Task to carry out >>
Copy the data that follows exactly. Include no pictures.

Provided records >>
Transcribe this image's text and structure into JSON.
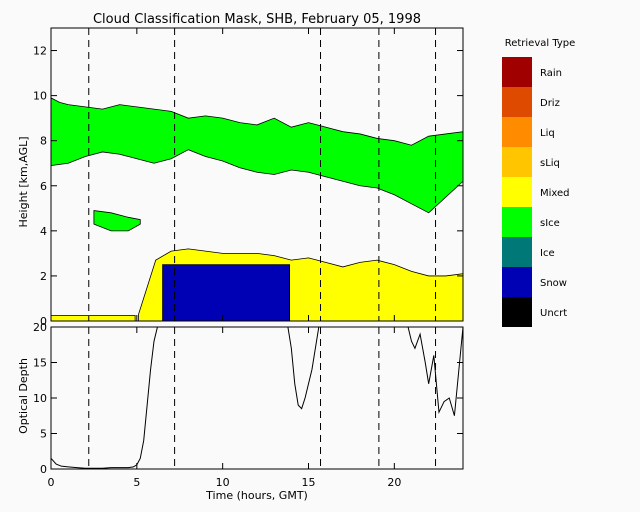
{
  "chart_data": {
    "type": "area",
    "title": "Cloud Classification Mask, SHB, February 05, 1998",
    "xlabel": "Time (hours, GMT)",
    "xlim": [
      0,
      24
    ],
    "xticks": [
      0,
      5,
      10,
      15,
      20
    ],
    "event_times": [
      2.2,
      7.2,
      15.7,
      19.1,
      22.4
    ],
    "mask_panel": {
      "ylabel": "Height [km,AGL]",
      "ylim": [
        0,
        13
      ],
      "yticks": [
        0,
        2,
        4,
        6,
        8,
        10,
        12
      ],
      "regions": [
        {
          "class": "sIce",
          "top": [
            [
              0,
              9.9
            ],
            [
              0.5,
              9.7
            ],
            [
              1,
              9.6
            ],
            [
              2,
              9.5
            ],
            [
              3,
              9.4
            ],
            [
              4,
              9.6
            ],
            [
              5,
              9.5
            ],
            [
              6,
              9.4
            ],
            [
              7,
              9.3
            ],
            [
              8,
              9.0
            ],
            [
              9,
              9.1
            ],
            [
              10,
              9.0
            ],
            [
              11,
              8.8
            ],
            [
              12,
              8.7
            ],
            [
              13,
              9.0
            ],
            [
              14,
              8.6
            ],
            [
              15,
              8.8
            ],
            [
              16,
              8.6
            ],
            [
              17,
              8.4
            ],
            [
              18,
              8.3
            ],
            [
              19,
              8.1
            ],
            [
              20,
              8.0
            ],
            [
              21,
              7.8
            ],
            [
              22,
              8.2
            ],
            [
              23,
              8.3
            ],
            [
              24,
              8.4
            ]
          ],
          "bottom": [
            [
              0,
              6.9
            ],
            [
              1,
              7.0
            ],
            [
              2,
              7.3
            ],
            [
              3,
              7.5
            ],
            [
              4,
              7.4
            ],
            [
              5,
              7.2
            ],
            [
              6,
              7.0
            ],
            [
              7,
              7.2
            ],
            [
              8,
              7.6
            ],
            [
              9,
              7.3
            ],
            [
              10,
              7.1
            ],
            [
              11,
              6.8
            ],
            [
              12,
              6.6
            ],
            [
              13,
              6.5
            ],
            [
              14,
              6.7
            ],
            [
              15,
              6.6
            ],
            [
              16,
              6.4
            ],
            [
              17,
              6.2
            ],
            [
              18,
              6.0
            ],
            [
              19,
              5.9
            ],
            [
              20,
              5.6
            ],
            [
              21,
              5.2
            ],
            [
              22,
              4.8
            ],
            [
              23,
              5.5
            ],
            [
              24,
              6.2
            ]
          ]
        },
        {
          "class": "sIce",
          "top": [
            [
              2.5,
              4.9
            ],
            [
              3.5,
              4.8
            ],
            [
              4.5,
              4.6
            ],
            [
              5.2,
              4.5
            ]
          ],
          "bottom": [
            [
              2.5,
              4.3
            ],
            [
              3.5,
              4.0
            ],
            [
              4.5,
              4.0
            ],
            [
              5.2,
              4.3
            ]
          ]
        },
        {
          "class": "Mixed",
          "top": [
            [
              5.1,
              0.3
            ],
            [
              5.6,
              1.5
            ],
            [
              6.1,
              2.7
            ],
            [
              7,
              3.1
            ],
            [
              8,
              3.2
            ],
            [
              9,
              3.1
            ],
            [
              10,
              3.0
            ],
            [
              11,
              3.0
            ],
            [
              12,
              3.0
            ],
            [
              13,
              2.9
            ],
            [
              14,
              2.7
            ],
            [
              15,
              2.8
            ],
            [
              16,
              2.6
            ],
            [
              17,
              2.4
            ],
            [
              18,
              2.6
            ],
            [
              19,
              2.7
            ],
            [
              20,
              2.5
            ],
            [
              21,
              2.2
            ],
            [
              22,
              2.0
            ],
            [
              23,
              2.0
            ],
            [
              24,
              2.1
            ]
          ],
          "bottom": [
            [
              5.1,
              0
            ],
            [
              24,
              0
            ]
          ]
        },
        {
          "class": "Snow",
          "top": [
            [
              6.5,
              2.5
            ],
            [
              13.9,
              2.5
            ]
          ],
          "bottom": [
            [
              6.5,
              0
            ],
            [
              13.9,
              0
            ]
          ]
        },
        {
          "class": "Mixed",
          "top": [
            [
              0,
              0.25
            ],
            [
              2.5,
              0.25
            ],
            [
              3.8,
              0.25
            ],
            [
              4.9,
              0.25
            ]
          ],
          "bottom": [
            [
              0,
              0
            ],
            [
              4.9,
              0
            ]
          ]
        }
      ]
    },
    "optical_depth_panel": {
      "ylabel": "Optical Depth",
      "ylim": [
        0,
        20
      ],
      "yticks": [
        0,
        5,
        10,
        15,
        20
      ],
      "series": [
        {
          "x": [
            0,
            0.3,
            0.6,
            1,
            1.5,
            2,
            2.5,
            3,
            3.5,
            4,
            4.5,
            4.8,
            5,
            5.2,
            5.4,
            5.6,
            5.8,
            6,
            6.2,
            13.8,
            14,
            14.2,
            14.4,
            14.6,
            14.8,
            15,
            15.2,
            15.4,
            15.6,
            20.8,
            21,
            21.2,
            21.5,
            21.8,
            22,
            22.3,
            22.6,
            22.9,
            23.2,
            23.5,
            23.8,
            24
          ],
          "y": [
            1.5,
            0.7,
            0.4,
            0.3,
            0.2,
            0.1,
            0.1,
            0.1,
            0.2,
            0.2,
            0.2,
            0.3,
            0.6,
            1.5,
            4,
            9,
            14,
            18,
            20,
            20,
            17,
            12,
            9,
            8.5,
            10,
            12,
            14,
            17,
            20,
            20,
            18,
            17,
            19,
            15,
            12,
            16,
            8,
            9.5,
            10,
            7.5,
            15,
            20
          ]
        }
      ]
    },
    "legend": {
      "title": "Retrieval Type",
      "items": [
        {
          "label": "Rain",
          "color": "#a10000"
        },
        {
          "label": "Driz",
          "color": "#dd4a00"
        },
        {
          "label": "Liq",
          "color": "#ff8c00"
        },
        {
          "label": "sLiq",
          "color": "#ffc600"
        },
        {
          "label": "Mixed",
          "color": "#ffff00"
        },
        {
          "label": "sIce",
          "color": "#00ff00"
        },
        {
          "label": "Ice",
          "color": "#007878"
        },
        {
          "label": "Snow",
          "color": "#0000b4"
        },
        {
          "label": "Uncrt",
          "color": "#000000"
        }
      ]
    }
  }
}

Task response >>
Transcribe this image's text and structure into JSON.
{
  "chart_data": {
    "type": "area",
    "title": "Cloud Classification Mask, SHB, February 05, 1998",
    "xlabel": "Time (hours, GMT)",
    "xlim": [
      0,
      24
    ],
    "xticks": [
      0,
      5,
      10,
      15,
      20
    ],
    "event_times": [
      2.2,
      7.2,
      15.7,
      19.1,
      22.4
    ],
    "mask_panel": {
      "ylabel": "Height [km,AGL]",
      "ylim": [
        0,
        13
      ],
      "yticks": [
        0,
        2,
        4,
        6,
        8,
        10,
        12
      ],
      "regions": [
        {
          "class": "sIce",
          "top": [
            [
              0,
              9.9
            ],
            [
              0.5,
              9.7
            ],
            [
              1,
              9.6
            ],
            [
              2,
              9.5
            ],
            [
              3,
              9.4
            ],
            [
              4,
              9.6
            ],
            [
              5,
              9.5
            ],
            [
              6,
              9.4
            ],
            [
              7,
              9.3
            ],
            [
              8,
              9.0
            ],
            [
              9,
              9.1
            ],
            [
              10,
              9.0
            ],
            [
              11,
              8.8
            ],
            [
              12,
              8.7
            ],
            [
              13,
              9.0
            ],
            [
              14,
              8.6
            ],
            [
              15,
              8.8
            ],
            [
              16,
              8.6
            ],
            [
              17,
              8.4
            ],
            [
              18,
              8.3
            ],
            [
              19,
              8.1
            ],
            [
              20,
              8.0
            ],
            [
              21,
              7.8
            ],
            [
              22,
              8.2
            ],
            [
              23,
              8.3
            ],
            [
              24,
              8.4
            ]
          ],
          "bottom": [
            [
              0,
              6.9
            ],
            [
              1,
              7.0
            ],
            [
              2,
              7.3
            ],
            [
              3,
              7.5
            ],
            [
              4,
              7.4
            ],
            [
              5,
              7.2
            ],
            [
              6,
              7.0
            ],
            [
              7,
              7.2
            ],
            [
              8,
              7.6
            ],
            [
              9,
              7.3
            ],
            [
              10,
              7.1
            ],
            [
              11,
              6.8
            ],
            [
              12,
              6.6
            ],
            [
              13,
              6.5
            ],
            [
              14,
              6.7
            ],
            [
              15,
              6.6
            ],
            [
              16,
              6.4
            ],
            [
              17,
              6.2
            ],
            [
              18,
              6.0
            ],
            [
              19,
              5.9
            ],
            [
              20,
              5.6
            ],
            [
              21,
              5.2
            ],
            [
              22,
              4.8
            ],
            [
              23,
              5.5
            ],
            [
              24,
              6.2
            ]
          ]
        },
        {
          "class": "sIce",
          "top": [
            [
              2.5,
              4.9
            ],
            [
              3.5,
              4.8
            ],
            [
              4.5,
              4.6
            ],
            [
              5.2,
              4.5
            ]
          ],
          "bottom": [
            [
              2.5,
              4.3
            ],
            [
              3.5,
              4.0
            ],
            [
              4.5,
              4.0
            ],
            [
              5.2,
              4.3
            ]
          ]
        },
        {
          "class": "Mixed",
          "top": [
            [
              5.1,
              0.3
            ],
            [
              5.6,
              1.5
            ],
            [
              6.1,
              2.7
            ],
            [
              7,
              3.1
            ],
            [
              8,
              3.2
            ],
            [
              9,
              3.1
            ],
            [
              10,
              3.0
            ],
            [
              11,
              3.0
            ],
            [
              12,
              3.0
            ],
            [
              13,
              2.9
            ],
            [
              14,
              2.7
            ],
            [
              15,
              2.8
            ],
            [
              16,
              2.6
            ],
            [
              17,
              2.4
            ],
            [
              18,
              2.6
            ],
            [
              19,
              2.7
            ],
            [
              20,
              2.5
            ],
            [
              21,
              2.2
            ],
            [
              22,
              2.0
            ],
            [
              23,
              2.0
            ],
            [
              24,
              2.1
            ]
          ],
          "bottom": [
            [
              5.1,
              0
            ],
            [
              24,
              0
            ]
          ]
        },
        {
          "class": "Snow",
          "top": [
            [
              6.5,
              2.5
            ],
            [
              13.9,
              2.5
            ]
          ],
          "bottom": [
            [
              6.5,
              0
            ],
            [
              13.9,
              0
            ]
          ]
        },
        {
          "class": "Mixed",
          "top": [
            [
              0,
              0.25
            ],
            [
              2.5,
              0.25
            ],
            [
              3.8,
              0.25
            ],
            [
              4.9,
              0.25
            ]
          ],
          "bottom": [
            [
              0,
              0
            ],
            [
              4.9,
              0
            ]
          ]
        }
      ]
    },
    "optical_depth_panel": {
      "ylabel": "Optical Depth",
      "ylim": [
        0,
        20
      ],
      "yticks": [
        0,
        5,
        10,
        15,
        20
      ],
      "series": [
        {
          "x": [
            0,
            0.3,
            0.6,
            1,
            1.5,
            2,
            2.5,
            3,
            3.5,
            4,
            4.5,
            4.8,
            5,
            5.2,
            5.4,
            5.6,
            5.8,
            6,
            6.2,
            13.8,
            14,
            14.2,
            14.4,
            14.6,
            14.8,
            15,
            15.2,
            15.4,
            15.6,
            20.8,
            21,
            21.2,
            21.5,
            21.8,
            22,
            22.3,
            22.6,
            22.9,
            23.2,
            23.5,
            23.8,
            24
          ],
          "y": [
            1.5,
            0.7,
            0.4,
            0.3,
            0.2,
            0.1,
            0.1,
            0.1,
            0.2,
            0.2,
            0.2,
            0.3,
            0.6,
            1.5,
            4,
            9,
            14,
            18,
            20,
            20,
            17,
            12,
            9,
            8.5,
            10,
            12,
            14,
            17,
            20,
            20,
            18,
            17,
            19,
            15,
            12,
            16,
            8,
            9.5,
            10,
            7.5,
            15,
            20
          ]
        }
      ]
    },
    "legend": {
      "title": "Retrieval Type",
      "items": [
        {
          "label": "Rain",
          "color": "#a10000"
        },
        {
          "label": "Driz",
          "color": "#dd4a00"
        },
        {
          "label": "Liq",
          "color": "#ff8c00"
        },
        {
          "label": "sLiq",
          "color": "#ffc600"
        },
        {
          "label": "Mixed",
          "color": "#ffff00"
        },
        {
          "label": "sIce",
          "color": "#00ff00"
        },
        {
          "label": "Ice",
          "color": "#007878"
        },
        {
          "label": "Snow",
          "color": "#0000b4"
        },
        {
          "label": "Uncrt",
          "color": "#000000"
        }
      ]
    }
  }
}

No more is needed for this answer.